Records for this exercise >>
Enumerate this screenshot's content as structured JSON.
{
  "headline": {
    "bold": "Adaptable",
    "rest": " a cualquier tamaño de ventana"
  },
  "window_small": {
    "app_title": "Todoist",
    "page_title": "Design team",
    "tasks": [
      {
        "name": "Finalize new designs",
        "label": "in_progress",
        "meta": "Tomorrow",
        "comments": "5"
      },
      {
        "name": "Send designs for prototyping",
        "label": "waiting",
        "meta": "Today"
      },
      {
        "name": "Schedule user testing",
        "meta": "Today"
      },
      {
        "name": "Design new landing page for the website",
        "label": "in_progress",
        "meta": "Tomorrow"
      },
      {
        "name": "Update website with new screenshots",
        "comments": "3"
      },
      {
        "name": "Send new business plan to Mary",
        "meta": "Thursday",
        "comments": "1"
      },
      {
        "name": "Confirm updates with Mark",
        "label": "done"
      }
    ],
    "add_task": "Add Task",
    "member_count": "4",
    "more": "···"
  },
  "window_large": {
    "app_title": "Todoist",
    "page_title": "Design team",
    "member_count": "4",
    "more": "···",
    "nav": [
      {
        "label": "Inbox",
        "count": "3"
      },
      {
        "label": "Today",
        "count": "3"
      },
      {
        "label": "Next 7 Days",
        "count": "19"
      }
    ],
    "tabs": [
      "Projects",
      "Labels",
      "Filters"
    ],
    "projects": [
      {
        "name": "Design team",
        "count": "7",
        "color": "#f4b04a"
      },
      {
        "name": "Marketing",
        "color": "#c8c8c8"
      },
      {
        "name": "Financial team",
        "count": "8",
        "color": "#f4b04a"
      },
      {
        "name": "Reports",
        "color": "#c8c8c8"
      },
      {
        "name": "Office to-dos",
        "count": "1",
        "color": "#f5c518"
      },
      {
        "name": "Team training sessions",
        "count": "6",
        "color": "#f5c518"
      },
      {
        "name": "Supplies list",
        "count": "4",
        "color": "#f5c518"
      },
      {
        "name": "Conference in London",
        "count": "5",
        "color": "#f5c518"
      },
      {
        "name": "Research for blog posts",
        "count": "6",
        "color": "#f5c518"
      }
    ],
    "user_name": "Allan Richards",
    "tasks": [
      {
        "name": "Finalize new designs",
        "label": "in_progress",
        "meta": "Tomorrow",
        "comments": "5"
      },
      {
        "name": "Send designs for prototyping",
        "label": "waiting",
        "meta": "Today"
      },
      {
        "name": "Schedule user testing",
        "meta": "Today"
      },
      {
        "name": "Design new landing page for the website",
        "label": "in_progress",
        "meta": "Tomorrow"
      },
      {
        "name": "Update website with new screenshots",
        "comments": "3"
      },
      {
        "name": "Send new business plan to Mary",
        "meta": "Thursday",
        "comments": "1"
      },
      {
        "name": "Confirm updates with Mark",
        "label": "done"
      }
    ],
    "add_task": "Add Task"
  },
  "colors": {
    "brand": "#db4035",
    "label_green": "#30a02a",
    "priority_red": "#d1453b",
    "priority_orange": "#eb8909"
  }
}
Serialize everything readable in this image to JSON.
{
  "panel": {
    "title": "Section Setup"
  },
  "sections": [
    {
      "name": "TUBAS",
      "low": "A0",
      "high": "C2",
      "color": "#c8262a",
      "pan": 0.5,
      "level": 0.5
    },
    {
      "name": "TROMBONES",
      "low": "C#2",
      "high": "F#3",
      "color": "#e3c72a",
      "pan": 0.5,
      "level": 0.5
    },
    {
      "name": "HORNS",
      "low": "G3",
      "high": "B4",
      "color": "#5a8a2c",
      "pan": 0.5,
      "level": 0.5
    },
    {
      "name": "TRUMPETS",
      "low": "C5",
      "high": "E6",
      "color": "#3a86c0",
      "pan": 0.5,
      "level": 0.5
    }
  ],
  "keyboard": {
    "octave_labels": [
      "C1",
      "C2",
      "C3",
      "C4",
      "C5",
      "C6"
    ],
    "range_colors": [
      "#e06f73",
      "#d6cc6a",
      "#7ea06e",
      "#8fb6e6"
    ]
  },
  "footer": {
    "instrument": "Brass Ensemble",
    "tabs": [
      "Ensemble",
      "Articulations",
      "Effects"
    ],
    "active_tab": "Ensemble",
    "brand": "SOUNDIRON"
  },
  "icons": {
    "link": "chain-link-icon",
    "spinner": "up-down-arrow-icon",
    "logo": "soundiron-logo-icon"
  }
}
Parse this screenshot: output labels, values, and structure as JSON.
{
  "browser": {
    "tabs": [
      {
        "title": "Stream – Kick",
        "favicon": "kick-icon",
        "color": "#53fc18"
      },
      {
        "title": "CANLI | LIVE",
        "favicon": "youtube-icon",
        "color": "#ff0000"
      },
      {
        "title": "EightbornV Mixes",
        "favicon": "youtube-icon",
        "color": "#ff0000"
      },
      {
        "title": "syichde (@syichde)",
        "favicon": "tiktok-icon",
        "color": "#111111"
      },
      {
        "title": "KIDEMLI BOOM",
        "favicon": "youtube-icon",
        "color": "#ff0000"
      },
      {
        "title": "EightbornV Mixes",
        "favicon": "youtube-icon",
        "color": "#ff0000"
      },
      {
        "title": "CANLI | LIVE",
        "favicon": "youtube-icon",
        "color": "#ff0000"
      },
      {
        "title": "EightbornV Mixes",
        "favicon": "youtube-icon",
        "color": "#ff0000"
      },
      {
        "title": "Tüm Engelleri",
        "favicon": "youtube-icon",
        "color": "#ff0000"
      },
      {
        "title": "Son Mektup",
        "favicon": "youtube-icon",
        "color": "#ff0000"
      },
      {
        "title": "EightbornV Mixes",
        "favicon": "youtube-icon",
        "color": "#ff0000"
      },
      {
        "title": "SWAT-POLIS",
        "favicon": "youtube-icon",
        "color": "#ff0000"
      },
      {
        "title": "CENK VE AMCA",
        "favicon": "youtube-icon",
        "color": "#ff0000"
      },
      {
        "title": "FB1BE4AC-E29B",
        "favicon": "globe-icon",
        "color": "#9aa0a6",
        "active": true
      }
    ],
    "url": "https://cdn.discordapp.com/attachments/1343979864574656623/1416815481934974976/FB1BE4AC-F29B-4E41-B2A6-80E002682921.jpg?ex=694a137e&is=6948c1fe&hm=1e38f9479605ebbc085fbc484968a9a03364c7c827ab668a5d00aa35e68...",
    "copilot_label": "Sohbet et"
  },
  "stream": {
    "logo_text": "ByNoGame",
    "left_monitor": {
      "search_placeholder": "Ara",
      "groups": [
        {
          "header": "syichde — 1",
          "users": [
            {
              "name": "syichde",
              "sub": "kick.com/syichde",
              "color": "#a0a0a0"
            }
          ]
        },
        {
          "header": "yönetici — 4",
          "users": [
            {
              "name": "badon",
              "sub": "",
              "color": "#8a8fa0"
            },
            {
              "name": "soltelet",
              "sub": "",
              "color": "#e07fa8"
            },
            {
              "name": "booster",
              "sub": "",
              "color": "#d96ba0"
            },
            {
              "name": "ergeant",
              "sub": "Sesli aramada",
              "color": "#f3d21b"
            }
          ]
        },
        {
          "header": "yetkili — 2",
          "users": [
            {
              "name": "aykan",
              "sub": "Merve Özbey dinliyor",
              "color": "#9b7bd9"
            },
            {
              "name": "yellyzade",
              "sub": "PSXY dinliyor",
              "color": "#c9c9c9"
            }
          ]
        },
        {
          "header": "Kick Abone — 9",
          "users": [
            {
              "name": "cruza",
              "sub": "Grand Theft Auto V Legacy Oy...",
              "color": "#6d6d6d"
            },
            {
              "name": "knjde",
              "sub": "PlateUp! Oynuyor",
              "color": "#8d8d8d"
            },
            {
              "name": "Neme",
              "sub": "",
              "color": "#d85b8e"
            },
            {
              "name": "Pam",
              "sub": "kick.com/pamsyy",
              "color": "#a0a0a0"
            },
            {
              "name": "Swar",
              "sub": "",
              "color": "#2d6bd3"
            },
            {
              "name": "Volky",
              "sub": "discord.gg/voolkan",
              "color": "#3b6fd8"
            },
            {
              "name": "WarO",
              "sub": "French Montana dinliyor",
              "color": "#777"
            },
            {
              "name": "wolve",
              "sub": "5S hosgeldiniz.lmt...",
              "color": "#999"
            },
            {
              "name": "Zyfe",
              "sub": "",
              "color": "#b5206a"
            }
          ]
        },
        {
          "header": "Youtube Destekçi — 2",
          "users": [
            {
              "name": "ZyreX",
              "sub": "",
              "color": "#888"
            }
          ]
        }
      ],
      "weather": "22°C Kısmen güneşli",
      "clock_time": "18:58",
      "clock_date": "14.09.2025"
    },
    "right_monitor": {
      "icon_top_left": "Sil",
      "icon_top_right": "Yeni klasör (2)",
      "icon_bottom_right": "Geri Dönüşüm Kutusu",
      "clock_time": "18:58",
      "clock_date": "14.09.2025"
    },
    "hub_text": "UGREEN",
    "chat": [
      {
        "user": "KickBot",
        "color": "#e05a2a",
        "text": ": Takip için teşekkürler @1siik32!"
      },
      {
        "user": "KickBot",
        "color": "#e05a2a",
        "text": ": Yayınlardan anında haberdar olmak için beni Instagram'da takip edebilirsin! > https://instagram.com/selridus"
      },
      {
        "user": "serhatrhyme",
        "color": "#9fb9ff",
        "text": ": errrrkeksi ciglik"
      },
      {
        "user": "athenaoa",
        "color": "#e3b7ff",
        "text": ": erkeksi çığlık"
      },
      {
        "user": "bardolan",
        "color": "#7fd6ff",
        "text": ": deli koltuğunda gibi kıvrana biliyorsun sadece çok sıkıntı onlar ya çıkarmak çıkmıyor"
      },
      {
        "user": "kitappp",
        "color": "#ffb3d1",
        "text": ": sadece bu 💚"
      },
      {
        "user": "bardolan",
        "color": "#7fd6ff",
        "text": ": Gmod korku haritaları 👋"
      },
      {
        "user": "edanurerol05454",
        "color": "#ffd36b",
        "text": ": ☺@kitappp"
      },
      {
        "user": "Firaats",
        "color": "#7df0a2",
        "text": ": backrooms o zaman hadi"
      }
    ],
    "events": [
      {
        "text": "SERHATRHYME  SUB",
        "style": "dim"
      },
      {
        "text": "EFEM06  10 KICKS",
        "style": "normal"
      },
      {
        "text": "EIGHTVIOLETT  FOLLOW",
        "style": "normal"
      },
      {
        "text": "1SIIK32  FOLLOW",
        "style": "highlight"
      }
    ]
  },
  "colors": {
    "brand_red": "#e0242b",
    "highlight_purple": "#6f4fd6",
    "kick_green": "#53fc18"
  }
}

Aim >> Show the lines where the word "header" appears in the entries.

Solution to this exercise >>
          "header": "syichde — 1",
          "header": "yönetici — 4",
          "header": "yetkili — 2",
          "header": "Kick Abone — 9",
          "header": "Youtube Destekçi — 2",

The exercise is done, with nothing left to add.